[Data items]
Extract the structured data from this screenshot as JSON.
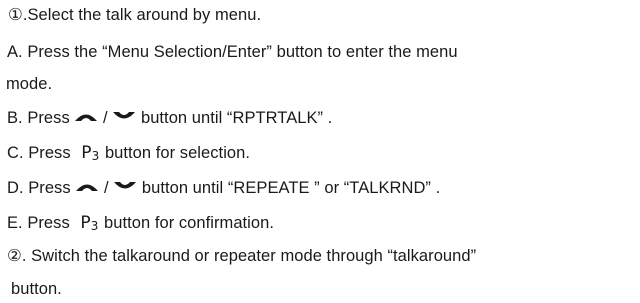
{
  "doc": {
    "line1": "①.Select the talk around by menu.",
    "line2": "A. Press the  “Menu Selection/Enter”  button to enter the menu",
    "line3": "mode.",
    "line4_pre": "B. Press",
    "line4_sep": "/",
    "line4_post": " button until  “RPTRTALK” .",
    "line5_pre": "C. Press ",
    "line5_post": " button for selection.",
    "line6_pre": "D. Press",
    "line6_sep": "/",
    "line6_post": " button until  “REPEATE ”  or  “TALKRND” .",
    "line7_pre": "E. Press ",
    "line7_post": " button for confirmation.",
    "line8": "②. Switch the talkaround or repeater mode through  “talkaround”",
    "line9": "button.",
    "p3_letter": "P",
    "p3_sub": "3"
  },
  "icons": {
    "up": "arch-up-arrow-icon",
    "down": "arch-down-arrow-icon"
  }
}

● Stated goal:
Make an exact copy of every record, pictures excluded.

● Answer for this exercise:
Extract the structured data from this screenshot as JSON.
{
  "doc": {
    "line1": "①.Select the talk around by menu.",
    "line2": "A. Press the  “Menu Selection/Enter”  button to enter the menu",
    "line3": "mode.",
    "line4_pre": "B. Press",
    "line4_sep": "/",
    "line4_post": " button until  “RPTRTALK” .",
    "line5_pre": "C. Press ",
    "line5_post": " button for selection.",
    "line6_pre": "D. Press",
    "line6_sep": "/",
    "line6_post": " button until  “REPEATE ”  or  “TALKRND” .",
    "line7_pre": "E. Press ",
    "line7_post": " button for confirmation.",
    "line8": "②. Switch the talkaround or repeater mode through  “talkaround”",
    "line9": "button.",
    "p3_letter": "P",
    "p3_sub": "3"
  },
  "icons": {
    "up": "arch-up-arrow-icon",
    "down": "arch-down-arrow-icon"
  }
}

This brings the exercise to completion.